## [Exercise details]
Search the records below for the word "text" and show every line where it occurs.

--- --- ---

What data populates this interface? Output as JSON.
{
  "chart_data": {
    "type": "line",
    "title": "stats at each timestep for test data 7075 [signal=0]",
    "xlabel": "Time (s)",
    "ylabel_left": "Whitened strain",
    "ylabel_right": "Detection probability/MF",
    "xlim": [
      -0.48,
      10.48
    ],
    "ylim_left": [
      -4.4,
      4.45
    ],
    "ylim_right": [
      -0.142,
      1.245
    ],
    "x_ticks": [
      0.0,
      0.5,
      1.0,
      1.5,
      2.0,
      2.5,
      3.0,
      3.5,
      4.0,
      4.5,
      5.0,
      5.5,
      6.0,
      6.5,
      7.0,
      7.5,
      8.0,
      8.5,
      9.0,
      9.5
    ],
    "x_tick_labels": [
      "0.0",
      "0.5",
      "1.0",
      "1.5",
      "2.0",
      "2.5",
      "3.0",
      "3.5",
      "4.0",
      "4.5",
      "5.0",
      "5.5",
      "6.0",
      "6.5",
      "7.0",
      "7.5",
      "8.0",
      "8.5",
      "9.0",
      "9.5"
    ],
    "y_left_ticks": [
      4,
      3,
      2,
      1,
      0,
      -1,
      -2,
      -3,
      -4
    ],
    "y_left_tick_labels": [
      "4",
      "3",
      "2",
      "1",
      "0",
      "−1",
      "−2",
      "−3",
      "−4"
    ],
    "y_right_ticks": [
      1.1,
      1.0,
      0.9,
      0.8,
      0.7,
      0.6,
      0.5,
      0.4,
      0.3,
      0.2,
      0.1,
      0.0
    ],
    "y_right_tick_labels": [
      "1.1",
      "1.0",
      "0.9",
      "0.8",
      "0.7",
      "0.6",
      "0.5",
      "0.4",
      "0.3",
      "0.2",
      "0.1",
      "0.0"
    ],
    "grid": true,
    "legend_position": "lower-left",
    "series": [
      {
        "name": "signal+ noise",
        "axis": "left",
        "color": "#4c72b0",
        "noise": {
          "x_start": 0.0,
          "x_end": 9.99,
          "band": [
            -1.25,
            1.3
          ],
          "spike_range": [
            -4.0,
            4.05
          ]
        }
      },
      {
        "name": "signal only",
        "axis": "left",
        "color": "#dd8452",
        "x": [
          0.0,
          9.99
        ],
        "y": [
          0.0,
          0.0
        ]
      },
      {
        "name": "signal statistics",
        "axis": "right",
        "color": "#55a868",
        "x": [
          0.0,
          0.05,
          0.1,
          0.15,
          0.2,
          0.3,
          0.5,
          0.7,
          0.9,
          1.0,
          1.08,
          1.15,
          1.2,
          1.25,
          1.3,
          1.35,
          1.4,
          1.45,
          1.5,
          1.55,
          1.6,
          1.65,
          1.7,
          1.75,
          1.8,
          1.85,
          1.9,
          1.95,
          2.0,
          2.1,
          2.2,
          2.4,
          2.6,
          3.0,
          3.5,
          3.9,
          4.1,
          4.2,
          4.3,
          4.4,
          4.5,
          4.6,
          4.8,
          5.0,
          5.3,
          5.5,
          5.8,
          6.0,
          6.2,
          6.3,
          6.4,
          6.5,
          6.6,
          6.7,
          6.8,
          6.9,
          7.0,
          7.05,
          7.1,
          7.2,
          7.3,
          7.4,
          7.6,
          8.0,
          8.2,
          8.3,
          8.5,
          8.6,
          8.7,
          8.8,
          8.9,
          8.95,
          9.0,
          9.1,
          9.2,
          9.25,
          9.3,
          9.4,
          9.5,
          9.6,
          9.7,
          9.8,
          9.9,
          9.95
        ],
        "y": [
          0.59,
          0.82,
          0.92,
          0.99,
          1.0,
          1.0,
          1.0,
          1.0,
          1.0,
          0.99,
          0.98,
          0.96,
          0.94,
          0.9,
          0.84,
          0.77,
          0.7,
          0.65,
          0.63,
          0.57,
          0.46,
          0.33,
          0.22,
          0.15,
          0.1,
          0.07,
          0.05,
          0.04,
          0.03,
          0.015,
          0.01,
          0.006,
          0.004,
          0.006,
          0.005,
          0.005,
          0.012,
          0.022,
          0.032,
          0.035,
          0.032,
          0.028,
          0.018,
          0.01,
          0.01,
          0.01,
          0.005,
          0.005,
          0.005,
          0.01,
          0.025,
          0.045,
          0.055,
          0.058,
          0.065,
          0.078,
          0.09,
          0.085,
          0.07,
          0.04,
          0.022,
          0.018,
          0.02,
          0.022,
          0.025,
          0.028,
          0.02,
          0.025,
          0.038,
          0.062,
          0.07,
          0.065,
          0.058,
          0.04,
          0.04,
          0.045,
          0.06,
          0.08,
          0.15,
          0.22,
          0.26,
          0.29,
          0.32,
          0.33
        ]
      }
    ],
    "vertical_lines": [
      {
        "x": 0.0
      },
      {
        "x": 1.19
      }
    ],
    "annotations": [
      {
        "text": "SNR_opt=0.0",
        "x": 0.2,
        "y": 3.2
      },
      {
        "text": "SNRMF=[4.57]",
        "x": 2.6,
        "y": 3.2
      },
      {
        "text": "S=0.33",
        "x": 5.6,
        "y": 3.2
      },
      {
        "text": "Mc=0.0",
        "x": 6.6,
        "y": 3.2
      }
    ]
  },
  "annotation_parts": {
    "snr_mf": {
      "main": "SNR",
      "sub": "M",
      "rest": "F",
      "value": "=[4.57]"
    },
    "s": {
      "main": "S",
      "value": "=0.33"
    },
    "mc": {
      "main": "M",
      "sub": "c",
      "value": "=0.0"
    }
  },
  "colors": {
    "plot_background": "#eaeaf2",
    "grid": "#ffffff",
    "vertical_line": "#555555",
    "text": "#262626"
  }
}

--- --- ---

## [Result of this task]
        "text": "SNR_opt=0.0",
        "text": "SNRMF=[4.57]",
        "text": "S=0.33",
        "text": "Mc=0.0",
    "text": "#262626"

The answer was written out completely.